• [Task to carry out]:
Without the images, write out the whole listing exactly.

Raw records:
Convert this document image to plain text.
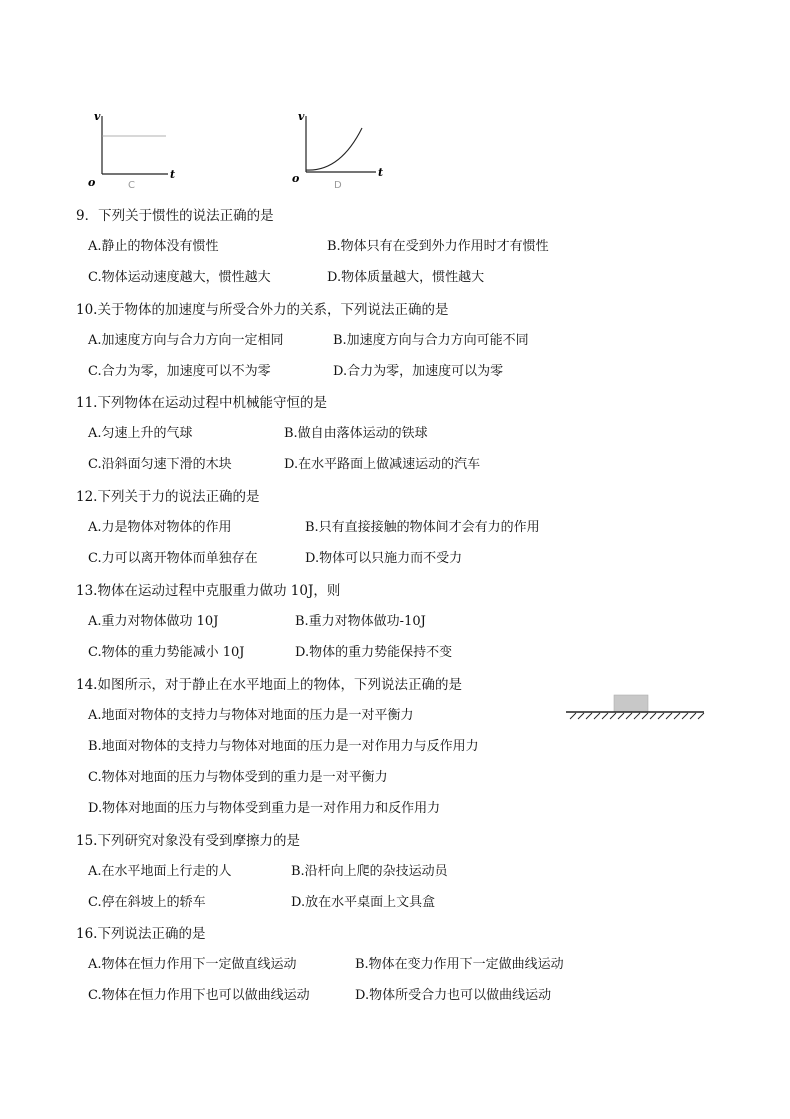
v
t
o	C
v
t
o
D
9．下列关于惯性的说法正确的是
A.静止的物体没有惯性	B.物体只有在受到外力作用时才有惯性
C.物体运动速度越大，惯性越大	D.物体质量越大，惯性越大
10.关于物体的加速度与所受合外力的关系，下列说法正确的是
A.加速度方向与合力方向一定相同	B.加速度方向与合力方向可能不同
C.合力为零，加速度可以不为零	D.合力为零，加速度可以为零
11.下列物体在运动过程中机械能守恒的是
A.匀速上升的气球	B.做自由落体运动的铁球
C.沿斜面匀速下滑的木块	D.在水平路面上做减速运动的汽车
12.下列关于力的说法正确的是
A.力是物体对物体的作用	B.只有直接接触的物体间才会有力的作用
C.力可以离开物体而单独存在	D.物体可以只施力而不受力
13.物体在运动过程中克服重力做功 10J，则
A.重力对物体做功 10J	B.重力对物体做功-10J
C.物体的重力势能减小 10J	D.物体的重力势能保持不变
14.如图所示，对于静止在水平地面上的物体，下列说法正确的是
A.地面对物体的支持力与物体对地面的压力是一对平衡力
B.地面对物体的支持力与物体对地面的压力是一对作用力与反作用力
C.物体对地面的压力与物体受到的重力是一对平衡力
D.物体对地面的压力与物体受到重力是一对作用力和反作用力
15.下列研究对象没有受到摩擦力的是
A.在水平地面上行走的人	B.沿杆向上爬的杂技运动员
C.停在斜坡上的轿车	D.放在水平桌面上文具盒
16.下列说法正确的是
A.物体在恒力作用下一定做直线运动	B.物体在变力作用下一定做曲线运动
C.物体在恒力作用下也可以做曲线运动	D.物体所受合力也可以做曲线运动
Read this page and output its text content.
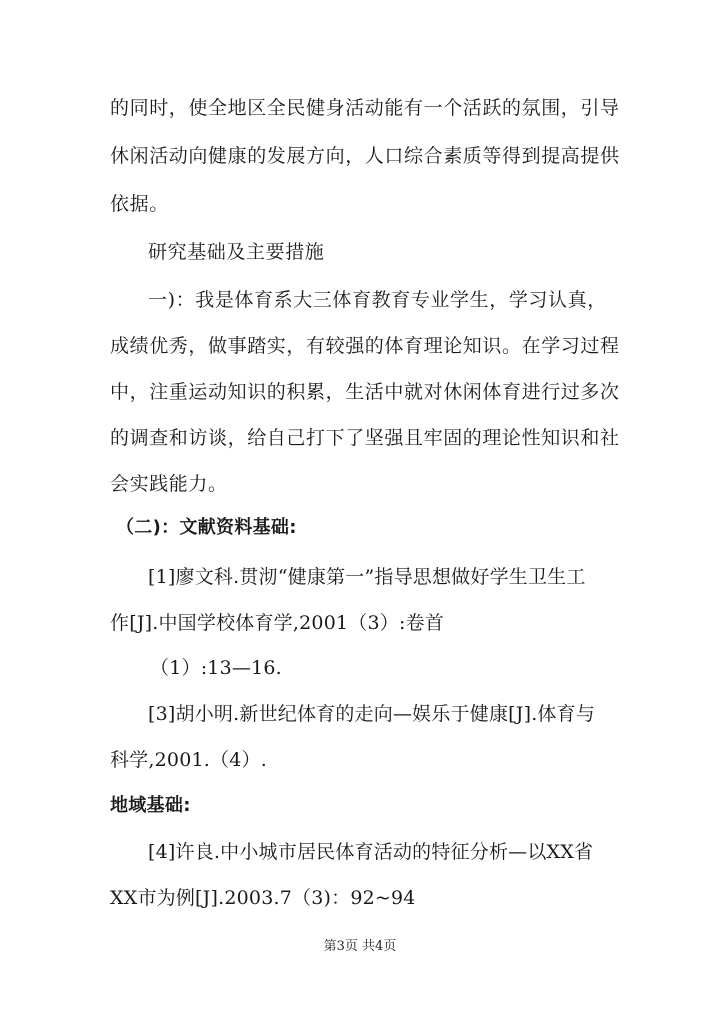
的同时，使全地区全民健身活动能有一个活跃的氛围，引导
休闲活动向健康的发展方向，人口综合素质等得到提高提供
依据。
研究基础及主要措施
一)：我是体育系大三体育教育专业学生，学习认真，
成绩优秀，做事踏实，有较强的体育理论知识。在学习过程
中，注重运动知识的积累，生活中就对休闲体育进行过多次
的调查和访谈，给自己打下了坚强且牢固的理论性知识和社
会实践能力。
（二)：文献资料基础:
[1]廖文科.贯沏“健康第一”指导思想做好学生卫生工
作[J].中国学校体育学,2001（3）:卷首
（1）:13—16.
[3]胡小明.新世纪体育的走向—娱乐于健康[J].体育与
科学,2001.（4）.
地域基础:
[4]许良.中小城市居民体育活动的特征分析—以XX省
XX市为例[J].2003.7（3)：92~94
第3页 共4页
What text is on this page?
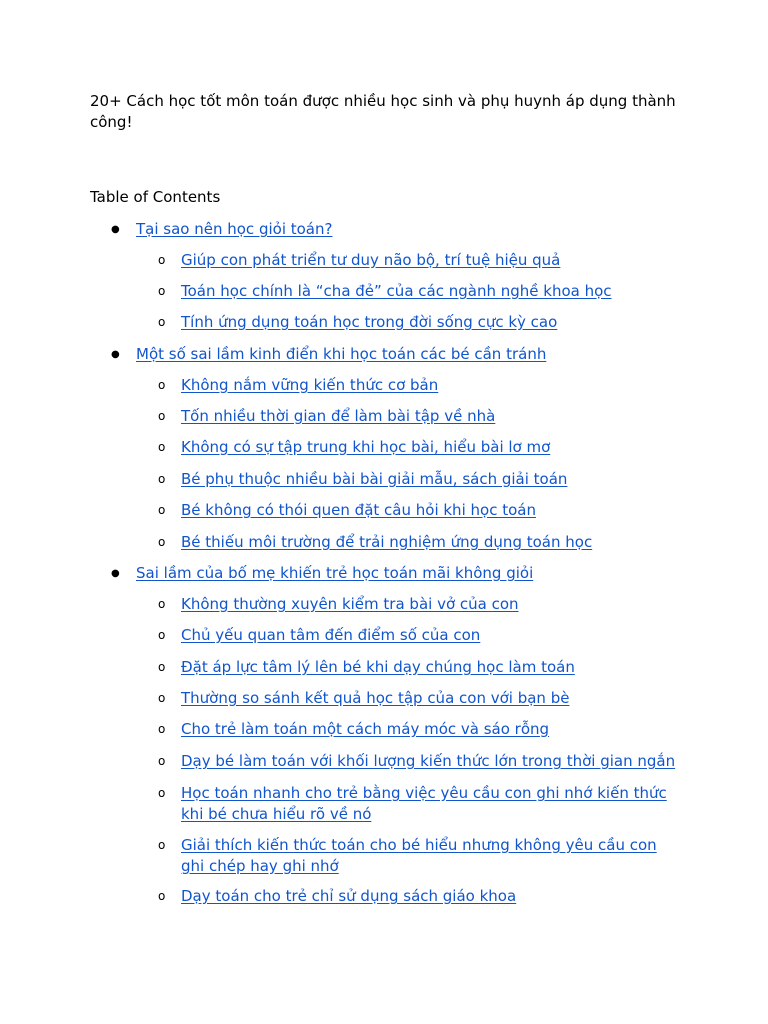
20+ Cách học tốt môn toán được nhiều học sinh và phụ huynh áp dụng thành công!
Table of Contents
● Tại sao nên học giỏi toán?
o Giúp con phát triển tư duy não bộ, trí tuệ hiệu quả
o Toán học chính là “cha đẻ” của các ngành nghề khoa học
o Tính ứng dụng toán học trong đời sống cực kỳ cao
● Một số sai lầm kinh điển khi học toán các bé cần tránh
o Không nắm vững kiến thức cơ bản
o Tốn nhiều thời gian để làm bài tập về nhà
o Không có sự tập trung khi học bài, hiểu bài lơ mơ
o Bé phụ thuộc nhiều bài bài giải mẫu, sách giải toán
o Bé không có thói quen đặt câu hỏi khi học toán
o Bé thiếu môi trường để trải nghiệm ứng dụng toán học
● Sai lầm của bố mẹ khiến trẻ học toán mãi không giỏi
o Không thường xuyên kiểm tra bài vở của con
o Chủ yếu quan tâm đến điểm số của con
o Đặt áp lực tâm lý lên bé khi dạy chúng học làm toán
o Thường so sánh kết quả học tập của con với bạn bè
o Cho trẻ làm toán một cách máy móc và sáo rỗng
o Dạy bé làm toán với khối lượng kiến thức lớn trong thời gian ngắn
o Học toán nhanh cho trẻ bằng việc yêu cầu con ghi nhớ kiến thức khi bé chưa hiểu rõ về nó
o Giải thích kiến thức toán cho bé hiểu nhưng không yêu cầu con ghi chép hay ghi nhớ
o Dạy toán cho trẻ chỉ sử dụng sách giáo khoa
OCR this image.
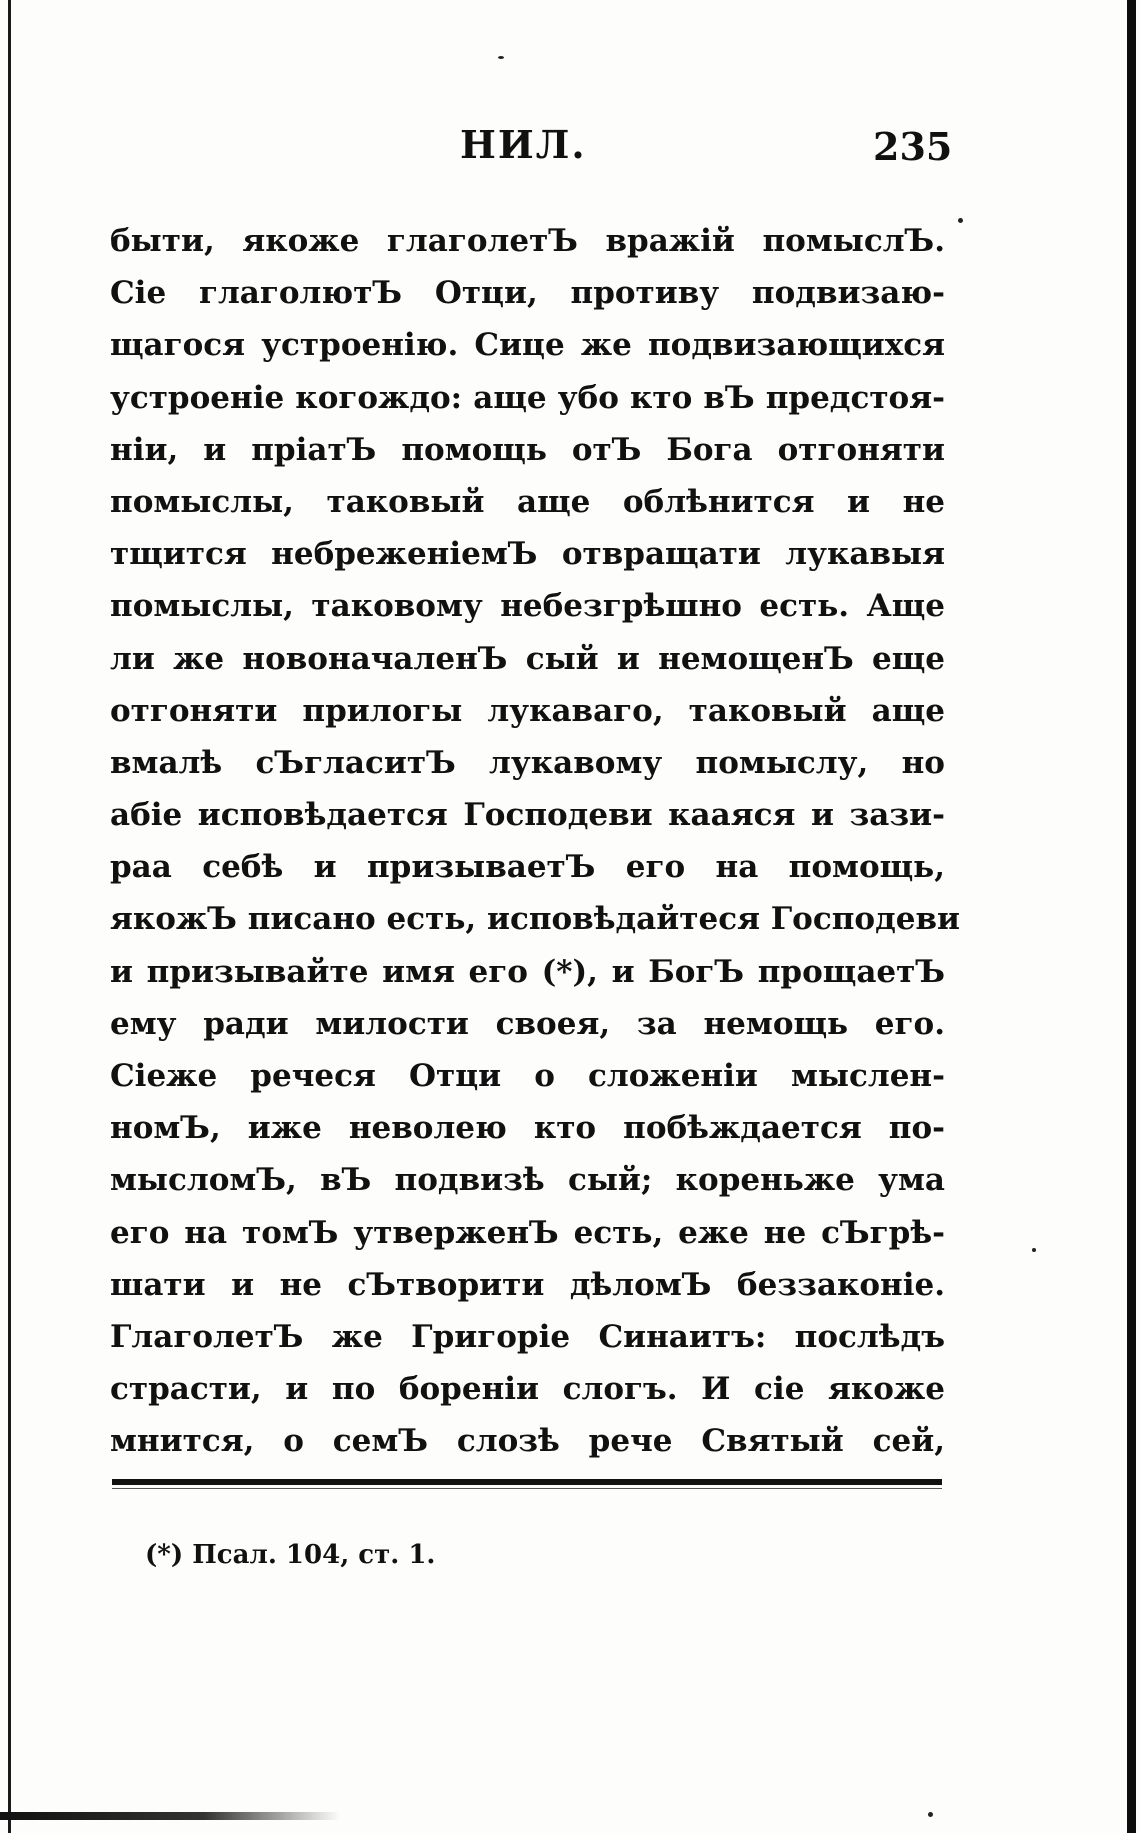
НИЛ.	235
быти, якоже глаголетЪ вражій помыслЪ.
Сіе глаголютЪ Отци, противу подвизаю-
щагося устроенію. Сице же подвизающихся
устроеніе когождо: аще убо кто вЪ предстоя-
ніи, и пріатЪ помощь отЪ Бога отгоняти
помыслы, таковый аще облѣнится и не
тщится небреженіемЪ отвращати лукавыя
помыслы, таковому небезгрѣшно есть. Аще
ли же новоначаленЪ сый и немощенЪ еще
отгоняти прилогы лукаваго, таковый аще
вмалѣ сЪгласитЪ лукавому помыслу, но
абіе исповѣдается Господеви кааяся и зази-
раа себѣ и призываетЪ его на помощь,
якожЪ писано есть, исповѣдайтеся Господеви
и призывайте имя его (*), и БогЪ прощаетЪ
ему ради милости своея, за немощь его.
Сіеже речеся Отци о сложеніи мыслен-
номЪ, иже неволею кто побѣждается по-
мысломЪ, вЪ подвизѣ сый; кореньже ума
его на томЪ утверженЪ есть, еже не сЪгрѣ-
шати и не сЪтворити дѣломЪ беззаконіе.
ГлаголетЪ же Григоріе Синаитъ: послѣдъ
страсти, и по бореніи слогъ. И сіе якоже
мнится, о семЪ слозѣ рече Святый сей,
(*) Псал. 104, ст. 1.
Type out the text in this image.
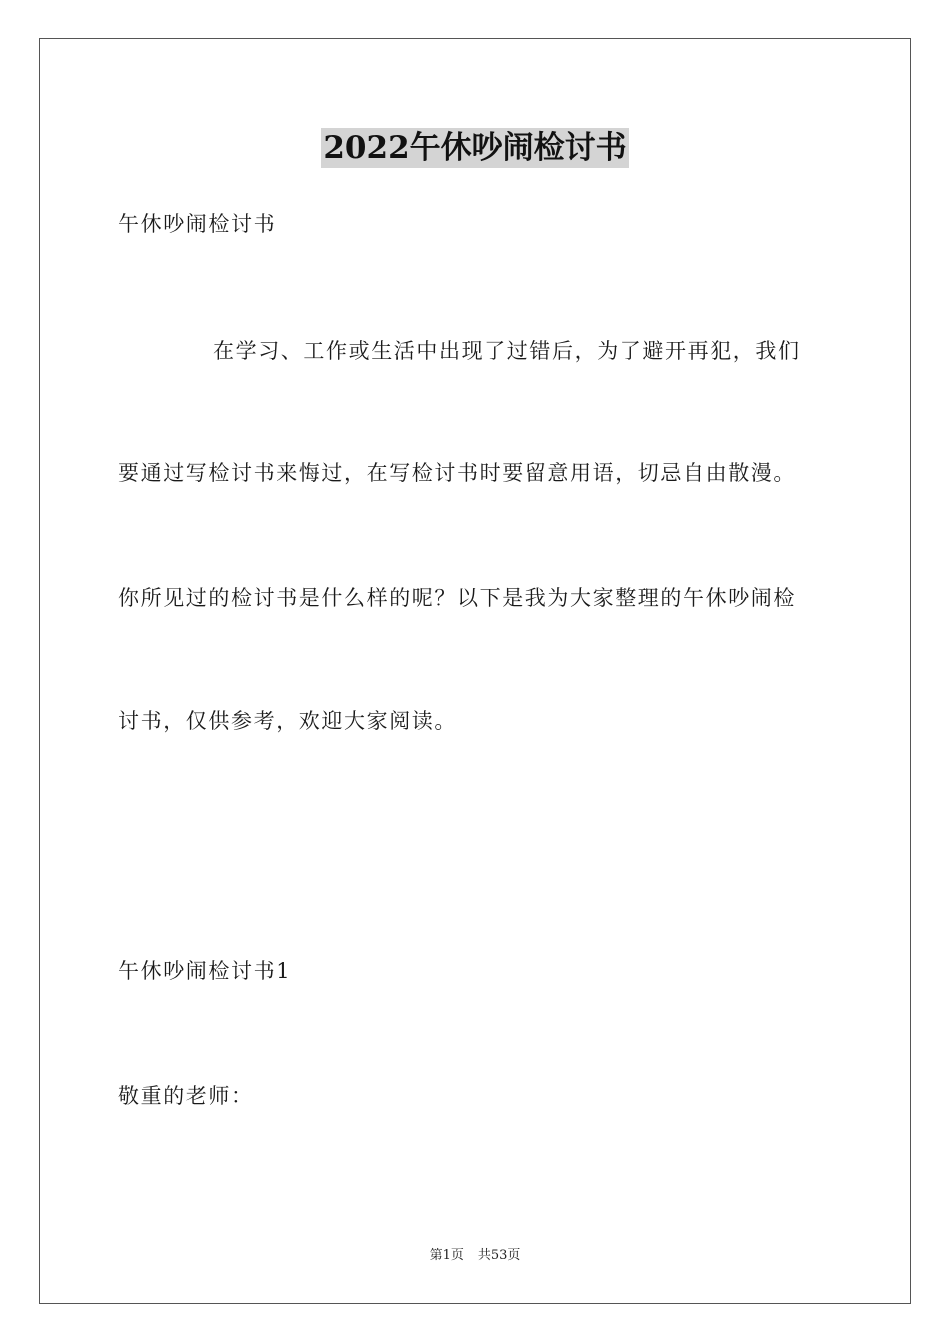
2022午休吵闹检讨书
午休吵闹检讨书
在学习、工作或生活中出现了过错后，为了避开再犯，我们
要通过写检讨书来悔过，在写检讨书时要留意用语，切忌自由散漫。
你所见过的检讨书是什么样的呢？以下是我为大家整理的午休吵闹检
讨书，仅供参考，欢迎大家阅读。
午休吵闹检讨书1
敬重的老师：
第1页 共53页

• [Task answer]:
Convert this document image to plain text.
v
t
o	C
v
t
o
D
9．下列关于惯性的说法正确的是
A.静止的物体没有惯性	B.物体只有在受到外力作用时才有惯性
C.物体运动速度越大，惯性越大	D.物体质量越大，惯性越大
10.关于物体的加速度与所受合外力的关系，下列说法正确的是
A.加速度方向与合力方向一定相同	B.加速度方向与合力方向可能不同
C.合力为零，加速度可以不为零	D.合力为零，加速度可以为零
11.下列物体在运动过程中机械能守恒的是
A.匀速上升的气球	B.做自由落体运动的铁球
C.沿斜面匀速下滑的木块	D.在水平路面上做减速运动的汽车
12.下列关于力的说法正确的是
A.力是物体对物体的作用	B.只有直接接触的物体间才会有力的作用
C.力可以离开物体而单独存在	D.物体可以只施力而不受力
13.物体在运动过程中克服重力做功 10J，则
A.重力对物体做功 10J	B.重力对物体做功-10J
C.物体的重力势能减小 10J	D.物体的重力势能保持不变
14.如图所示，对于静止在水平地面上的物体，下列说法正确的是
A.地面对物体的支持力与物体对地面的压力是一对平衡力
B.地面对物体的支持力与物体对地面的压力是一对作用力与反作用力
C.物体对地面的压力与物体受到的重力是一对平衡力
D.物体对地面的压力与物体受到重力是一对作用力和反作用力
15.下列研究对象没有受到摩擦力的是
A.在水平地面上行走的人	B.沿杆向上爬的杂技运动员
C.停在斜坡上的轿车	D.放在水平桌面上文具盒
16.下列说法正确的是
A.物体在恒力作用下一定做直线运动	B.物体在变力作用下一定做曲线运动
C.物体在恒力作用下也可以做曲线运动	D.物体所受合力也可以做曲线运动
Read this page and output its text content.
的同时，使全地区全民健身活动能有一个活跃的氛围，引导
休闲活动向健康的发展方向，人口综合素质等得到提高提供
依据。
研究基础及主要措施
一)：我是体育系大三体育教育专业学生，学习认真，
成绩优秀，做事踏实，有较强的体育理论知识。在学习过程
中，注重运动知识的积累，生活中就对休闲体育进行过多次
的调查和访谈，给自己打下了坚强且牢固的理论性知识和社
会实践能力。
（二)：文献资料基础:
[1]廖文科.贯沏“健康第一”指导思想做好学生卫生工
作[J].中国学校体育学,2001（3）:卷首
（1）:13—16.
[3]胡小明.新世纪体育的走向—娱乐于健康[J].体育与
科学,2001.（4）.
地域基础:
[4]许良.中小城市居民体育活动的特征分析—以XX省
XX市为例[J].2003.7（3)：92~94
第3页 共4页
What text is on this page?
20+ Cách học tốt môn toán được nhiều học sinh và phụ huynh áp dụng thành công!
Table of Contents
● Tại sao nên học giỏi toán?
o Giúp con phát triển tư duy não bộ, trí tuệ hiệu quả
o Toán học chính là “cha đẻ” của các ngành nghề khoa học
o Tính ứng dụng toán học trong đời sống cực kỳ cao
● Một số sai lầm kinh điển khi học toán các bé cần tránh
o Không nắm vững kiến thức cơ bản
o Tốn nhiều thời gian để làm bài tập về nhà
o Không có sự tập trung khi học bài, hiểu bài lơ mơ
o Bé phụ thuộc nhiều bài bài giải mẫu, sách giải toán
o Bé không có thói quen đặt câu hỏi khi học toán
o Bé thiếu môi trường để trải nghiệm ứng dụng toán học
● Sai lầm của bố mẹ khiến trẻ học toán mãi không giỏi
o Không thường xuyên kiểm tra bài vở của con
o Chủ yếu quan tâm đến điểm số của con
o Đặt áp lực tâm lý lên bé khi dạy chúng học làm toán
o Thường so sánh kết quả học tập của con với bạn bè
o Cho trẻ làm toán một cách máy móc và sáo rỗng
o Dạy bé làm toán với khối lượng kiến thức lớn trong thời gian ngắn
o Học toán nhanh cho trẻ bằng việc yêu cầu con ghi nhớ kiến thức khi bé chưa hiểu rõ về nó
o Giải thích kiến thức toán cho bé hiểu nhưng không yêu cầu con ghi chép hay ghi nhớ
o Dạy toán cho trẻ chỉ sử dụng sách giáo khoa
OCR this image.
НИЛ.	235
быти, якоже глаголетЪ вражій помыслЪ.
Сіе глаголютЪ Отци, противу подвизаю-
щагося устроенію. Сице же подвизающихся
устроеніе когождо: аще убо кто вЪ предстоя-
ніи, и пріатЪ помощь отЪ Бога отгоняти
помыслы, таковый аще облѣнится и не
тщится небреженіемЪ отвращати лукавыя
помыслы, таковому небезгрѣшно есть. Аще
ли же новоначаленЪ сый и немощенЪ еще
отгоняти прилогы лукаваго, таковый аще
вмалѣ сЪгласитЪ лукавому помыслу, но
абіе исповѣдается Господеви кааяся и зази-
раа себѣ и призываетЪ его на помощь,
якожЪ писано есть, исповѣдайтеся Господеви
и призывайте имя его (*), и БогЪ прощаетЪ
ему ради милости своея, за немощь его.
Сіеже речеся Отци о сложеніи мыслен-
номЪ, иже неволею кто побѣждается по-
мысломЪ, вЪ подвизѣ сый; кореньже ума
его на томЪ утверженЪ есть, еже не сЪгрѣ-
шати и не сЪтворити дѣломЪ беззаконіе.
ГлаголетЪ же Григоріе Синаитъ: послѣдъ
страсти, и по бореніи слогъ. И сіе якоже
мнится, о семЪ слозѣ рече Святый сей,
(*) Псал. 104, ст. 1.
Type out the text in this image.
2022午休吵闹检讨书
午休吵闹检讨书
在学习、工作或生活中出现了过错后，为了避开再犯，我们
要通过写检讨书来悔过，在写检讨书时要留意用语，切忌自由散漫。
你所见过的检讨书是什么样的呢？以下是我为大家整理的午休吵闹检
讨书，仅供参考，欢迎大家阅读。
午休吵闹检讨书1
敬重的老师：
第1页 共53页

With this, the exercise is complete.